Goal of the exercise ▸ Each line below that contains "note" counts once; report the total and nothing more.
※
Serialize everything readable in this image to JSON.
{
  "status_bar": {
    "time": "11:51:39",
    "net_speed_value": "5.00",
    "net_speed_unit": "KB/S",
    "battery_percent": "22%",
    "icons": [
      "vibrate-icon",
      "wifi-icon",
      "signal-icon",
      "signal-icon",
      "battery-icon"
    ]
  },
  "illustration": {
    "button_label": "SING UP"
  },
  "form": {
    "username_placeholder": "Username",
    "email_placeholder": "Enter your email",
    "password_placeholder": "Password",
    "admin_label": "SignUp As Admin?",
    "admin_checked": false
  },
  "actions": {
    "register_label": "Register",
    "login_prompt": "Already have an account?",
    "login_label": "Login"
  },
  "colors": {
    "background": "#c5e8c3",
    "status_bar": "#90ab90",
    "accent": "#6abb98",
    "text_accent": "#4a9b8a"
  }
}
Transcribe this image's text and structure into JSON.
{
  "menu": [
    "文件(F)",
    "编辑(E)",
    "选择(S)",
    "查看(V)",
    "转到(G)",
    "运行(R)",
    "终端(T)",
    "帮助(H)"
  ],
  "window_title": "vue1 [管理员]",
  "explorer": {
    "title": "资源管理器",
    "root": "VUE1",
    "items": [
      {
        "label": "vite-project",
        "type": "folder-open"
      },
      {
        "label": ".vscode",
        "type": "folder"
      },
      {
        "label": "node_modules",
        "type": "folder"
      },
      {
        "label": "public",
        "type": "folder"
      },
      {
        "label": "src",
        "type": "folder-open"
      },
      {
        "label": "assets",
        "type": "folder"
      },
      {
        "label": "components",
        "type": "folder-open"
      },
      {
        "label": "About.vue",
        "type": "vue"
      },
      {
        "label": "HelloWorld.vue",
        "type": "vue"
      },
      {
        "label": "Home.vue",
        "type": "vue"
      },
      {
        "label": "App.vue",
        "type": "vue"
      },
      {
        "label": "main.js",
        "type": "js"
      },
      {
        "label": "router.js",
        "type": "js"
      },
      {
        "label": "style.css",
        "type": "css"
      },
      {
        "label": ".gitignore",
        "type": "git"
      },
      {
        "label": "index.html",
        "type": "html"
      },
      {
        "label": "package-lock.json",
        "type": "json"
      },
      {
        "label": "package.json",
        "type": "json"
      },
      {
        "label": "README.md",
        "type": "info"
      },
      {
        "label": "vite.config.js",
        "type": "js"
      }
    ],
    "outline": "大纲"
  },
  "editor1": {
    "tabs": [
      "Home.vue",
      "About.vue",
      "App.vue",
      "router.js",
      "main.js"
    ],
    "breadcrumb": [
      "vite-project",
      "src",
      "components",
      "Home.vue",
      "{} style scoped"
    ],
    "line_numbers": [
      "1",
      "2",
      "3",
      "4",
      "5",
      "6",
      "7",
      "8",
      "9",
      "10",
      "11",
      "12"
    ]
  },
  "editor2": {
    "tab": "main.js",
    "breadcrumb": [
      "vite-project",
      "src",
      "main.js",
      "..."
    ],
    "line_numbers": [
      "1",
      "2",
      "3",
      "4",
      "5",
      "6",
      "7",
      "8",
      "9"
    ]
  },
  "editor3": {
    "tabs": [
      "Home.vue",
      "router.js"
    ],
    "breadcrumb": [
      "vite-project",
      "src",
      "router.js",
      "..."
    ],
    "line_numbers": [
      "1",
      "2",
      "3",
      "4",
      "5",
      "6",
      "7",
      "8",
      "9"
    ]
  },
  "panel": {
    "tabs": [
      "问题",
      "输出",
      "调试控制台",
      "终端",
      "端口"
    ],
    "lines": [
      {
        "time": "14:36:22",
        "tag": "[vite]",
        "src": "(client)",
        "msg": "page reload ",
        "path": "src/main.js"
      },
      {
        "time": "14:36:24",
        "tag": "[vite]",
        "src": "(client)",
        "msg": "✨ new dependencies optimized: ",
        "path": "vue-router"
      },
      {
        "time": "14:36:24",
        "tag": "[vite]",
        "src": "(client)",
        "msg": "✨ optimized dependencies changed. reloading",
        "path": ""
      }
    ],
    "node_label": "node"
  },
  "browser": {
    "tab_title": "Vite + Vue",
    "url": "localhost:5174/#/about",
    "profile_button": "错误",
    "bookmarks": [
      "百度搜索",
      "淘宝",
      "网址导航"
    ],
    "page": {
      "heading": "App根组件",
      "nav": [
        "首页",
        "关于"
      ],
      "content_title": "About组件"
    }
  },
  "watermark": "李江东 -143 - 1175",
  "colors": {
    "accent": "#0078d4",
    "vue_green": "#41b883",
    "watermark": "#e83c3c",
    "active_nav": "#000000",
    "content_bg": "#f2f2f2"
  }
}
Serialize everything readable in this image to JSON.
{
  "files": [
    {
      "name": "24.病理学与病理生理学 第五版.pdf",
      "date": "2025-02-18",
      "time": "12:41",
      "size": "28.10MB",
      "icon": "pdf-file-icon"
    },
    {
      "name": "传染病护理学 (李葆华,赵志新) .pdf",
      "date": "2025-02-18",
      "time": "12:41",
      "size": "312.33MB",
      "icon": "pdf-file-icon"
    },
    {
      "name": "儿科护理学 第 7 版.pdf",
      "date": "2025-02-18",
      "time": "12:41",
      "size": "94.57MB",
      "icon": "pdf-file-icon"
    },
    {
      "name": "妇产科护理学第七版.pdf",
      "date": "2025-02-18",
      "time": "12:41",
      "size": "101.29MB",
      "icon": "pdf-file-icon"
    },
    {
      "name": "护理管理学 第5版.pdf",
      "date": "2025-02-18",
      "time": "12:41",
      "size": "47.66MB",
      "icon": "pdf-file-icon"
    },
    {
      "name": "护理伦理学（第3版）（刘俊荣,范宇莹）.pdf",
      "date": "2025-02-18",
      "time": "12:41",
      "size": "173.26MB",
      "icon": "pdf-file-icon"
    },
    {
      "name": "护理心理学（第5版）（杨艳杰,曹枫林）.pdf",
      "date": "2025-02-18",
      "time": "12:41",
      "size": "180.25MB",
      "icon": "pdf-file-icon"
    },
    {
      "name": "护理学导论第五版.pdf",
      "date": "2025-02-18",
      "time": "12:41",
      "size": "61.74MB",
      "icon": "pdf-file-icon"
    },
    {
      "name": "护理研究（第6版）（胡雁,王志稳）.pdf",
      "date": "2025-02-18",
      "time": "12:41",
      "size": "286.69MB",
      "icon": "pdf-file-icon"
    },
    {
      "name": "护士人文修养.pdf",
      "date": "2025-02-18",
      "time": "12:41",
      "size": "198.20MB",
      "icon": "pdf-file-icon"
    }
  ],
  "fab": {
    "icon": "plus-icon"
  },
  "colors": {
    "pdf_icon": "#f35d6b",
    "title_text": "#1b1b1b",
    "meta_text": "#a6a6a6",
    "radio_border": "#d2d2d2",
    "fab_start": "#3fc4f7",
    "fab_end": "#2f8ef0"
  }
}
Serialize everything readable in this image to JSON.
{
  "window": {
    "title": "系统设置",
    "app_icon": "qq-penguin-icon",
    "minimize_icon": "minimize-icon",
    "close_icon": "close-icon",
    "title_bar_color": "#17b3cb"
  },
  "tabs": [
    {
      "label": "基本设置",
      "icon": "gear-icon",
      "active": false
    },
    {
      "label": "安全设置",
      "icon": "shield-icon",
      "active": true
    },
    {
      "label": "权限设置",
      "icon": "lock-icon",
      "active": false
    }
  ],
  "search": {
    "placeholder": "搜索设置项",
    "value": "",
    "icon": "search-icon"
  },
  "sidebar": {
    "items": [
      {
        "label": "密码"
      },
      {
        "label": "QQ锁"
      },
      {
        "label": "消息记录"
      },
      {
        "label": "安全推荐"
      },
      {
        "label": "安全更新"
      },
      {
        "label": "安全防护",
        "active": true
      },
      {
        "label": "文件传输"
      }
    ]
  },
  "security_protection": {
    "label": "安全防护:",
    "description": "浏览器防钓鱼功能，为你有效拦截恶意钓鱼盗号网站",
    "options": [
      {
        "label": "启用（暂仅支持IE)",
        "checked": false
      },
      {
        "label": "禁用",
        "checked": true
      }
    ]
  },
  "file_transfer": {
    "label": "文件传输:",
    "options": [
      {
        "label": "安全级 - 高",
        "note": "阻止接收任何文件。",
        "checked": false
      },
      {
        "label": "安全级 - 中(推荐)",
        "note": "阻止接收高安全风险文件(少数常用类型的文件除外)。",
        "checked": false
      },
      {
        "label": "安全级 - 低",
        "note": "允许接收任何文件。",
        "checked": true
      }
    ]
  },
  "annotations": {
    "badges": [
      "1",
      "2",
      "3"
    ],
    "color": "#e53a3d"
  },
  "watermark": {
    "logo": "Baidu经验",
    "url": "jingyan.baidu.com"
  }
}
※
Result ▸ 3